==== Raw records
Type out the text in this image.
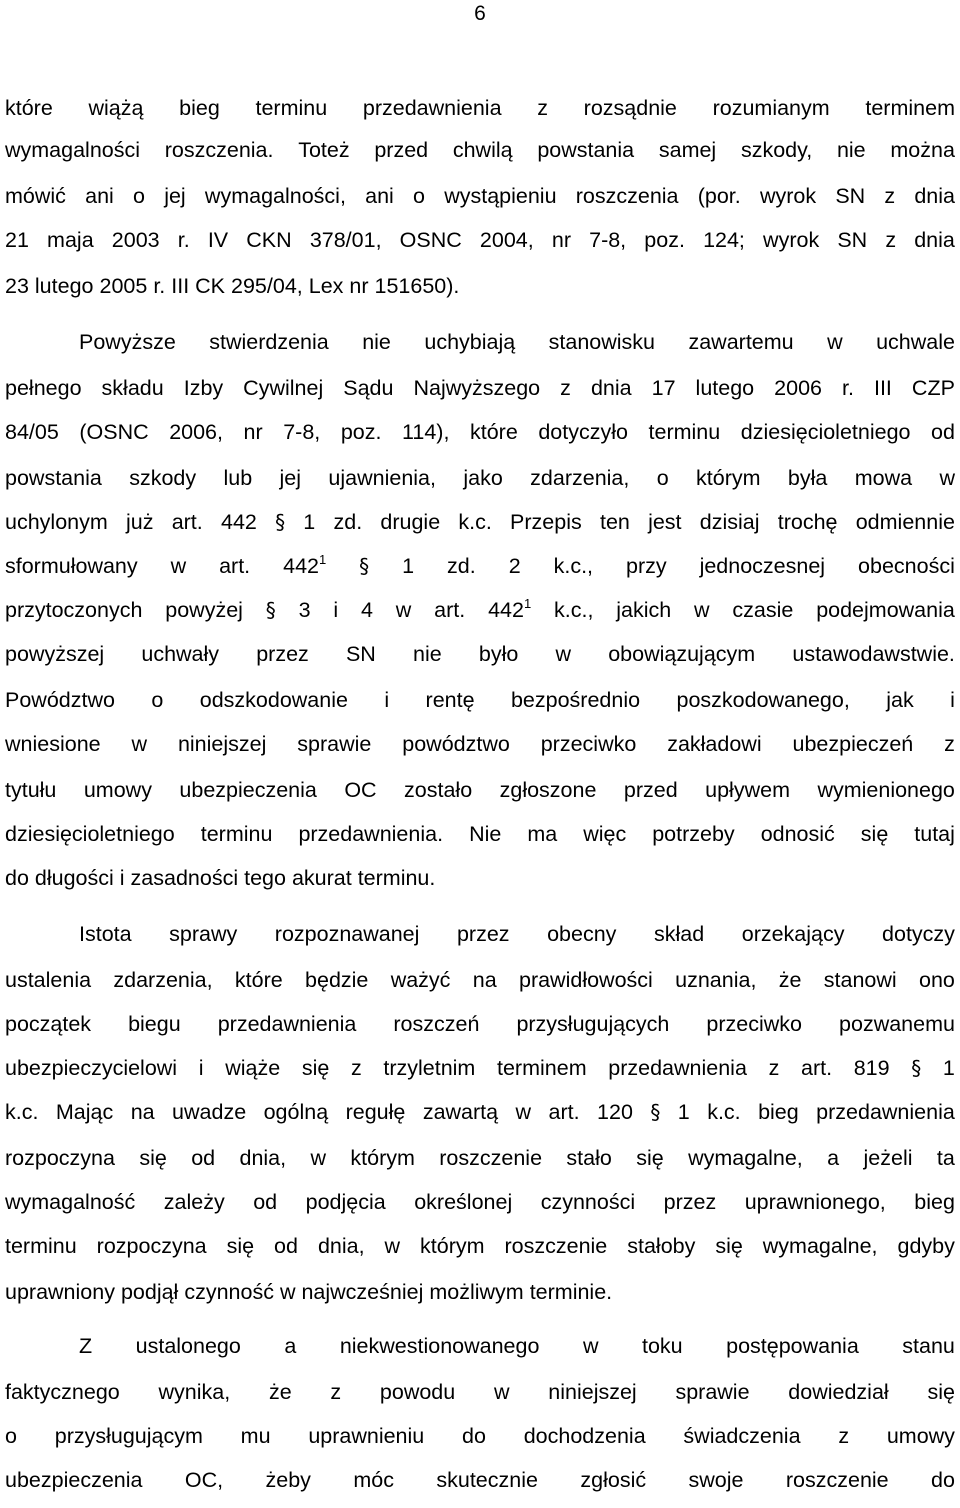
6
które wiążą bieg terminu przedawnienia z rozsądnie rozumianym terminem
wymagalności roszczenia. Toteż przed chwilą powstania samej szkody, nie można
mówić ani o jej wymagalności, ani o wystąpieniu roszczenia (por. wyrok SN z dnia
21 maja 2003 r. IV CKN 378/01, OSNC 2004, nr 7-8, poz. 124; wyrok SN z dnia
23 lutego 2005 r. III CK 295/04, Lex nr 151650).
Powyższe stwierdzenia nie uchybiają stanowisku zawartemu w uchwale
pełnego składu Izby Cywilnej Sądu Najwyższego z dnia 17 lutego 2006 r. III CZP
84/05 (OSNC 2006, nr 7-8, poz. 114), które dotyczyło terminu dziesięcioletniego od
powstania szkody lub jej ujawnienia, jako zdarzenia, o którym była mowa w
uchylonym już art. 442 § 1 zd. drugie k.c. Przepis ten jest dzisiaj trochę odmiennie
sformułowany w art. $442^1$ § 1 zd. 2 k.c., przy jednoczesnej obecności
przytoczonych powyżej § 3 i 4 w art. $442^1$ k.c., jakich w czasie podejmowania
powyższej uchwały przez SN nie było w obowiązującym ustawodawstwie.
Powództwo o odszkodowanie i rentę bezpośrednio poszkodowanego, jak i
wniesione w niniejszej sprawie powództwo przeciwko zakładowi ubezpieczeń z
tytułu umowy ubezpieczenia OC zostało zgłoszone przed upływem wymienionego
dziesięcioletniego terminu przedawnienia. Nie ma więc potrzeby odnosić się tutaj
do długości i zasadności tego akurat terminu.
Istota sprawy rozpoznawanej przez obecny skład orzekający dotyczy
ustalenia zdarzenia, które będzie ważyć na prawidłowości uznania, że stanowi ono
początek biegu przedawnienia roszczeń przysługujących przeciwko pozwanemu
ubezpieczycielowi i wiąże się z trzyletnim terminem przedawnienia z art. 819 § 1
k.c. Mając na uwadze ogólną regułę zawartą w art. 120 § 1 k.c. bieg przedawnienia
rozpoczyna się od dnia, w którym roszczenie stało się wymagalne, a jeżeli ta
wymagalność zależy od podjęcia określonej czynności przez uprawnionego, bieg
terminu rozpoczyna się od dnia, w którym roszczenie stałoby się wymagalne, gdyby
uprawniony podjął czynność w najwcześniej możliwym terminie.
Z ustalonego a niekwestionowanego w toku postępowania stanu
faktycznego wynika, że z powodu w niniejszej sprawie dowiedział się
o przysługującym mu uprawnieniu do dochodzenia świadczenia z umowy
ubezpieczenia OC, żeby móc skutecznie zgłosić swoje roszczenie do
========
| Prompt |
From the listing above, pick out every line containing "niniejszej".

| The solution |
wniesione w niniejszej sprawie powództwo przeciwko zakładowi ubezpieczeń z
faktycznego wynika, że z powodu w niniejszej sprawie dowiedział się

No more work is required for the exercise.